(Set exercise): Output each entry below as it stands, leaving out every picture.

(Given records):
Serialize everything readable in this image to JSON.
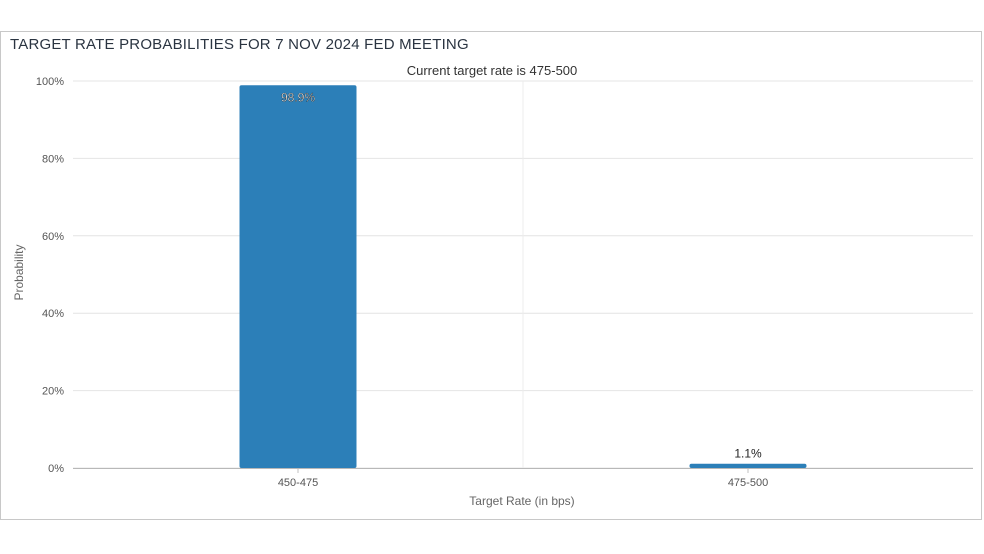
{
  "chart_data": {
    "type": "bar",
    "title": "TARGET RATE PROBABILITIES FOR 7 NOV 2024 FED MEETING",
    "subtitle": "Current target rate is 475-500",
    "xlabel": "Target Rate (in bps)",
    "ylabel": "Probability",
    "categories": [
      "450-475",
      "475-500"
    ],
    "values": [
      98.9,
      1.1
    ],
    "data_labels": [
      "98.9%",
      "1.1%"
    ],
    "ylim": [
      0,
      100
    ],
    "yticks": [
      0,
      20,
      40,
      60,
      80,
      100
    ],
    "ytick_labels": [
      "0%",
      "20%",
      "40%",
      "60%",
      "80%",
      "100%"
    ],
    "grid": true,
    "legend": "none",
    "bar_color": "#2c7fb8",
    "label_inside_color": "#ffffff",
    "label_outside_color": "#222222"
  }
}
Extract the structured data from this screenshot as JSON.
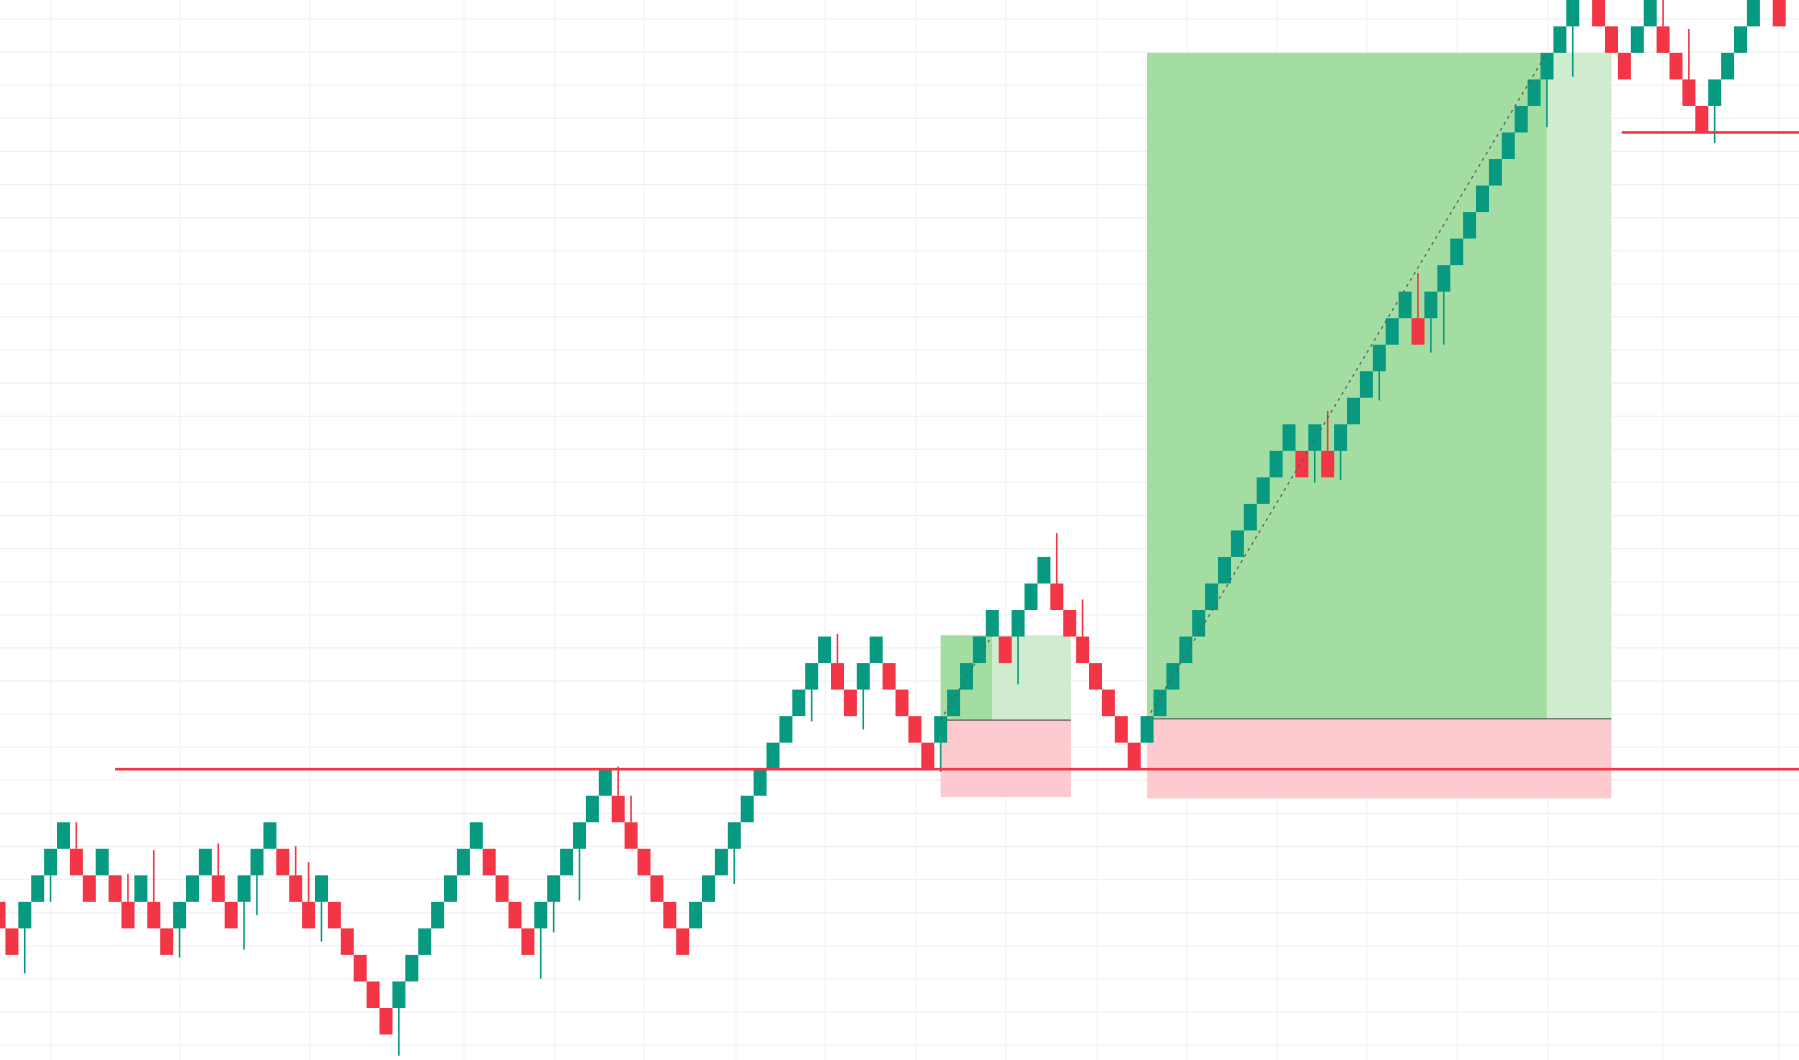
{
  "chart_data": {
    "type": "renko",
    "grid": true,
    "colors": {
      "up": "#089981",
      "down": "#F23645",
      "target_fill": "#A3DDA2",
      "target_fill_light": "#CFECCE",
      "stop_fill": "#FDCBCF",
      "level_line": "#F23645",
      "entry_line": "#5d5d5d",
      "grid": "#f0f0f0"
    },
    "bricks": {
      "bottoms": [
        4,
        3,
        4,
        5,
        6,
        7,
        6,
        5,
        6,
        5,
        4,
        5,
        4,
        3,
        4,
        5,
        6,
        5,
        4,
        5,
        6,
        7,
        6,
        5,
        4,
        5,
        4,
        3,
        2,
        1,
        0,
        1,
        2,
        3,
        4,
        5,
        6,
        7,
        6,
        5,
        4,
        3,
        4,
        5,
        6,
        7,
        8,
        9,
        8,
        7,
        6,
        5,
        4,
        3,
        4,
        5,
        6,
        7,
        8,
        9,
        10,
        11,
        12,
        13,
        14,
        13,
        12,
        13,
        14,
        13,
        12,
        11,
        10,
        11,
        12,
        13,
        14,
        15,
        14,
        15,
        16,
        17,
        16,
        15,
        14,
        13,
        12,
        11,
        10,
        11,
        12,
        13,
        14,
        15,
        16,
        17,
        18,
        19,
        20,
        21,
        22,
        21,
        22,
        21,
        22,
        23,
        24,
        25,
        26,
        27,
        26,
        27,
        28,
        29,
        30,
        31,
        32,
        33,
        34,
        35,
        36,
        37,
        38,
        39,
        38,
        37,
        36,
        37,
        38,
        37,
        36,
        35,
        34,
        35,
        36,
        37,
        38,
        39,
        38
      ],
      "directions": [
        "down",
        "down",
        "up",
        "up",
        "up",
        "up",
        "down",
        "down",
        "up",
        "down",
        "down",
        "up",
        "down",
        "down",
        "up",
        "up",
        "up",
        "down",
        "down",
        "up",
        "up",
        "up",
        "down",
        "down",
        "down",
        "up",
        "down",
        "down",
        "down",
        "down",
        "down",
        "up",
        "up",
        "up",
        "up",
        "up",
        "up",
        "up",
        "down",
        "down",
        "down",
        "down",
        "up",
        "up",
        "up",
        "up",
        "up",
        "up",
        "down",
        "down",
        "down",
        "down",
        "down",
        "down",
        "up",
        "up",
        "up",
        "up",
        "up",
        "up",
        "up",
        "up",
        "up",
        "up",
        "up",
        "down",
        "down",
        "up",
        "up",
        "down",
        "down",
        "down",
        "down",
        "up",
        "up",
        "up",
        "up",
        "up",
        "down",
        "up",
        "up",
        "up",
        "down",
        "down",
        "down",
        "down",
        "down",
        "down",
        "down",
        "up",
        "up",
        "up",
        "up",
        "up",
        "up",
        "up",
        "up",
        "up",
        "up",
        "up",
        "up",
        "down",
        "up",
        "down",
        "up",
        "up",
        "up",
        "up",
        "up",
        "up",
        "down",
        "up",
        "up",
        "up",
        "up",
        "up",
        "up",
        "up",
        "up",
        "up",
        "up",
        "up",
        "up",
        "up",
        "down",
        "down",
        "down",
        "up",
        "up",
        "down",
        "down",
        "down",
        "down",
        "up",
        "up",
        "up",
        "up",
        "up",
        "down"
      ]
    },
    "wicks": [
      {
        "brick": 2,
        "to": 2.3
      },
      {
        "brick": 4,
        "to": 5.0
      },
      {
        "brick": 6,
        "to": 8.0
      },
      {
        "brick": 10,
        "to": 6.05
      },
      {
        "brick": 12,
        "to": 6.95
      },
      {
        "brick": 14,
        "to": 2.9
      },
      {
        "brick": 17,
        "to": 7.2
      },
      {
        "brick": 19,
        "to": 3.2
      },
      {
        "brick": 20,
        "to": 4.5
      },
      {
        "brick": 23,
        "to": 7.1
      },
      {
        "brick": 24,
        "to": 6.5
      },
      {
        "brick": 25,
        "to": 3.5
      },
      {
        "brick": 31,
        "to": -0.8
      },
      {
        "brick": 42,
        "to": 2.1
      },
      {
        "brick": 43,
        "to": 3.85
      },
      {
        "brick": 45,
        "to": 5.05
      },
      {
        "brick": 48,
        "to": 10.1
      },
      {
        "brick": 49,
        "to": 9.0
      },
      {
        "brick": 57,
        "to": 5.67
      },
      {
        "brick": 63,
        "to": 11.8
      },
      {
        "brick": 65,
        "to": 15.1
      },
      {
        "brick": 67,
        "to": 11.5
      },
      {
        "brick": 73,
        "to": 9.9
      },
      {
        "brick": 79,
        "to": 13.2
      },
      {
        "brick": 82,
        "to": 18.9
      },
      {
        "brick": 84,
        "to": 16.4
      },
      {
        "brick": 102,
        "to": 20.8
      },
      {
        "brick": 103,
        "to": 23.5
      },
      {
        "brick": 104,
        "to": 20.9
      },
      {
        "brick": 107,
        "to": 23.9
      },
      {
        "brick": 110,
        "to": 28.7
      },
      {
        "brick": 111,
        "to": 25.7
      },
      {
        "brick": 112,
        "to": 26.0
      },
      {
        "brick": 120,
        "to": 34.2
      },
      {
        "brick": 122,
        "to": 36.1
      },
      {
        "brick": 129,
        "to": 39.5
      },
      {
        "brick": 131,
        "to": 37.9
      },
      {
        "brick": 133,
        "to": 33.6
      }
    ],
    "horizontal_lines": [
      {
        "price": 10,
        "from_brick": 9.5
      },
      {
        "price": 34,
        "from_brick": 126.3
      }
    ],
    "positions": [
      {
        "type": "long",
        "from_brick": 73.5,
        "filled_to_brick": 77.5,
        "to_brick": 83.6,
        "entry": 11.85,
        "target": 15.05,
        "stop": 8.95
      },
      {
        "type": "long",
        "from_brick": 89.5,
        "filled_to_brick": 120.5,
        "to_brick": 125.5,
        "entry": 11.9,
        "target": 37.0,
        "stop": 8.9
      }
    ]
  }
}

(Task solution):
Serialize everything readable in this image to JSON.
{
  "chart_data": {
    "type": "bar",
    "title": "TARGET RATE PROBABILITIES FOR 7 NOV 2024 FED MEETING",
    "subtitle": "Current target rate is 475-500",
    "xlabel": "Target Rate (in bps)",
    "ylabel": "Probability",
    "categories": [
      "450-475",
      "475-500"
    ],
    "values": [
      98.9,
      1.1
    ],
    "data_labels": [
      "98.9%",
      "1.1%"
    ],
    "ylim": [
      0,
      100
    ],
    "yticks": [
      0,
      20,
      40,
      60,
      80,
      100
    ],
    "ytick_labels": [
      "0%",
      "20%",
      "40%",
      "60%",
      "80%",
      "100%"
    ],
    "grid": true,
    "legend": "none",
    "bar_color": "#2c7fb8",
    "label_inside_color": "#ffffff",
    "label_outside_color": "#222222"
  }
}
Extract the structured data from this screenshot as JSON.
{
  "chart_data": {
    "type": "renko",
    "grid": true,
    "colors": {
      "up": "#089981",
      "down": "#F23645",
      "target_fill": "#A3DDA2",
      "target_fill_light": "#CFECCE",
      "stop_fill": "#FDCBCF",
      "level_line": "#F23645",
      "entry_line": "#5d5d5d",
      "grid": "#f0f0f0"
    },
    "bricks": {
      "bottoms": [
        4,
        3,
        4,
        5,
        6,
        7,
        6,
        5,
        6,
        5,
        4,
        5,
        4,
        3,
        4,
        5,
        6,
        5,
        4,
        5,
        6,
        7,
        6,
        5,
        4,
        5,
        4,
        3,
        2,
        1,
        0,
        1,
        2,
        3,
        4,
        5,
        6,
        7,
        6,
        5,
        4,
        3,
        4,
        5,
        6,
        7,
        8,
        9,
        8,
        7,
        6,
        5,
        4,
        3,
        4,
        5,
        6,
        7,
        8,
        9,
        10,
        11,
        12,
        13,
        14,
        13,
        12,
        13,
        14,
        13,
        12,
        11,
        10,
        11,
        12,
        13,
        14,
        15,
        14,
        15,
        16,
        17,
        16,
        15,
        14,
        13,
        12,
        11,
        10,
        11,
        12,
        13,
        14,
        15,
        16,
        17,
        18,
        19,
        20,
        21,
        22,
        21,
        22,
        21,
        22,
        23,
        24,
        25,
        26,
        27,
        26,
        27,
        28,
        29,
        30,
        31,
        32,
        33,
        34,
        35,
        36,
        37,
        38,
        39,
        38,
        37,
        36,
        37,
        38,
        37,
        36,
        35,
        34,
        35,
        36,
        37,
        38,
        39,
        38
      ],
      "directions": [
        "down",
        "down",
        "up",
        "up",
        "up",
        "up",
        "down",
        "down",
        "up",
        "down",
        "down",
        "up",
        "down",
        "down",
        "up",
        "up",
        "up",
        "down",
        "down",
        "up",
        "up",
        "up",
        "down",
        "down",
        "down",
        "up",
        "down",
        "down",
        "down",
        "down",
        "down",
        "up",
        "up",
        "up",
        "up",
        "up",
        "up",
        "up",
        "down",
        "down",
        "down",
        "down",
        "up",
        "up",
        "up",
        "up",
        "up",
        "up",
        "down",
        "down",
        "down",
        "down",
        "down",
        "down",
        "up",
        "up",
        "up",
        "up",
        "up",
        "up",
        "up",
        "up",
        "up",
        "up",
        "up",
        "down",
        "down",
        "up",
        "up",
        "down",
        "down",
        "down",
        "down",
        "up",
        "up",
        "up",
        "up",
        "up",
        "down",
        "up",
        "up",
        "up",
        "down",
        "down",
        "down",
        "down",
        "down",
        "down",
        "down",
        "up",
        "up",
        "up",
        "up",
        "up",
        "up",
        "up",
        "up",
        "up",
        "up",
        "up",
        "up",
        "down",
        "up",
        "down",
        "up",
        "up",
        "up",
        "up",
        "up",
        "up",
        "down",
        "up",
        "up",
        "up",
        "up",
        "up",
        "up",
        "up",
        "up",
        "up",
        "up",
        "up",
        "up",
        "up",
        "down",
        "down",
        "down",
        "up",
        "up",
        "down",
        "down",
        "down",
        "down",
        "up",
        "up",
        "up",
        "up",
        "up",
        "down"
      ]
    },
    "wicks": [
      {
        "brick": 2,
        "to": 2.3
      },
      {
        "brick": 4,
        "to": 5.0
      },
      {
        "brick": 6,
        "to": 8.0
      },
      {
        "brick": 10,
        "to": 6.05
      },
      {
        "brick": 12,
        "to": 6.95
      },
      {
        "brick": 14,
        "to": 2.9
      },
      {
        "brick": 17,
        "to": 7.2
      },
      {
        "brick": 19,
        "to": 3.2
      },
      {
        "brick": 20,
        "to": 4.5
      },
      {
        "brick": 23,
        "to": 7.1
      },
      {
        "brick": 24,
        "to": 6.5
      },
      {
        "brick": 25,
        "to": 3.5
      },
      {
        "brick": 31,
        "to": -0.8
      },
      {
        "brick": 42,
        "to": 2.1
      },
      {
        "brick": 43,
        "to": 3.85
      },
      {
        "brick": 45,
        "to": 5.05
      },
      {
        "brick": 48,
        "to": 10.1
      },
      {
        "brick": 49,
        "to": 9.0
      },
      {
        "brick": 57,
        "to": 5.67
      },
      {
        "brick": 63,
        "to": 11.8
      },
      {
        "brick": 65,
        "to": 15.1
      },
      {
        "brick": 67,
        "to": 11.5
      },
      {
        "brick": 73,
        "to": 9.9
      },
      {
        "brick": 79,
        "to": 13.2
      },
      {
        "brick": 82,
        "to": 18.9
      },
      {
        "brick": 84,
        "to": 16.4
      },
      {
        "brick": 102,
        "to": 20.8
      },
      {
        "brick": 103,
        "to": 23.5
      },
      {
        "brick": 104,
        "to": 20.9
      },
      {
        "brick": 107,
        "to": 23.9
      },
      {
        "brick": 110,
        "to": 28.7
      },
      {
        "brick": 111,
        "to": 25.7
      },
      {
        "brick": 112,
        "to": 26.0
      },
      {
        "brick": 120,
        "to": 34.2
      },
      {
        "brick": 122,
        "to": 36.1
      },
      {
        "brick": 129,
        "to": 39.5
      },
      {
        "brick": 131,
        "to": 37.9
      },
      {
        "brick": 133,
        "to": 33.6
      }
    ],
    "horizontal_lines": [
      {
        "price": 10,
        "from_brick": 9.5
      },
      {
        "price": 34,
        "from_brick": 126.3
      }
    ],
    "positions": [
      {
        "type": "long",
        "from_brick": 73.5,
        "filled_to_brick": 77.5,
        "to_brick": 83.6,
        "entry": 11.85,
        "target": 15.05,
        "stop": 8.95
      },
      {
        "type": "long",
        "from_brick": 89.5,
        "filled_to_brick": 120.5,
        "to_brick": 125.5,
        "entry": 11.9,
        "target": 37.0,
        "stop": 8.9
      }
    ]
  }
}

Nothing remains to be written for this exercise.